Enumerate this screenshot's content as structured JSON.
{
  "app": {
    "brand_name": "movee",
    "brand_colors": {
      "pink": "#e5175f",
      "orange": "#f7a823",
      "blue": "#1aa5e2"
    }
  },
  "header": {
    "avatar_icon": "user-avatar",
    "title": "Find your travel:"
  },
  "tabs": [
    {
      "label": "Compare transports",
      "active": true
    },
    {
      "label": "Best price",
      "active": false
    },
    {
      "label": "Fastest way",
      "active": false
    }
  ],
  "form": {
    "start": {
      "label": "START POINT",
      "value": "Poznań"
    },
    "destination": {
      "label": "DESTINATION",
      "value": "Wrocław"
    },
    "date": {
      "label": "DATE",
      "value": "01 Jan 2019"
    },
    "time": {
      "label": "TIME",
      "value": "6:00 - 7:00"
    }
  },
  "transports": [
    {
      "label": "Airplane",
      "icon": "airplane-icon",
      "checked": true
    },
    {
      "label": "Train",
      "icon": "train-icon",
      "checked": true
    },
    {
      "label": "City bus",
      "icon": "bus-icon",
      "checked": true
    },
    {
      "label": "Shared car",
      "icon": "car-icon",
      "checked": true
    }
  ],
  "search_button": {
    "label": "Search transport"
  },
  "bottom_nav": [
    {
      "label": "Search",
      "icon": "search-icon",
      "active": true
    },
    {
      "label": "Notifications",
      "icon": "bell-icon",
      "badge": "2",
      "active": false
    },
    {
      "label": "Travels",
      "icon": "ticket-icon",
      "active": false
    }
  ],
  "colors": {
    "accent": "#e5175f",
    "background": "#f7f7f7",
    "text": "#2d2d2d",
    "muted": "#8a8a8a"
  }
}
#####
**Aim of the task**: Return all of the above records exactly, leaving no line out.

**Output of the task**:
Enumerate this screenshot's content as structured JSON.
{
  "app": {
    "brand_name": "movee",
    "brand_colors": {
      "pink": "#e5175f",
      "orange": "#f7a823",
      "blue": "#1aa5e2"
    }
  },
  "header": {
    "avatar_icon": "user-avatar",
    "title": "Find your travel:"
  },
  "tabs": [
    {
      "label": "Compare transports",
      "active": true
    },
    {
      "label": "Best price",
      "active": false
    },
    {
      "label": "Fastest way",
      "active": false
    }
  ],
  "form": {
    "start": {
      "label": "START POINT",
      "value": "Poznań"
    },
    "destination": {
      "label": "DESTINATION",
      "value": "Wrocław"
    },
    "date": {
      "label": "DATE",
      "value": "01 Jan 2019"
    },
    "time": {
      "label": "TIME",
      "value": "6:00 - 7:00"
    }
  },
  "transports": [
    {
      "label": "Airplane",
      "icon": "airplane-icon",
      "checked": true
    },
    {
      "label": "Train",
      "icon": "train-icon",
      "checked": true
    },
    {
      "label": "City bus",
      "icon": "bus-icon",
      "checked": true
    },
    {
      "label": "Shared car",
      "icon": "car-icon",
      "checked": true
    }
  ],
  "search_button": {
    "label": "Search transport"
  },
  "bottom_nav": [
    {
      "label": "Search",
      "icon": "search-icon",
      "active": true
    },
    {
      "label": "Notifications",
      "icon": "bell-icon",
      "badge": "2",
      "active": false
    },
    {
      "label": "Travels",
      "icon": "ticket-icon",
      "active": false
    }
  ],
  "colors": {
    "accent": "#e5175f",
    "background": "#f7f7f7",
    "text": "#2d2d2d",
    "muted": "#8a8a8a"
  }
}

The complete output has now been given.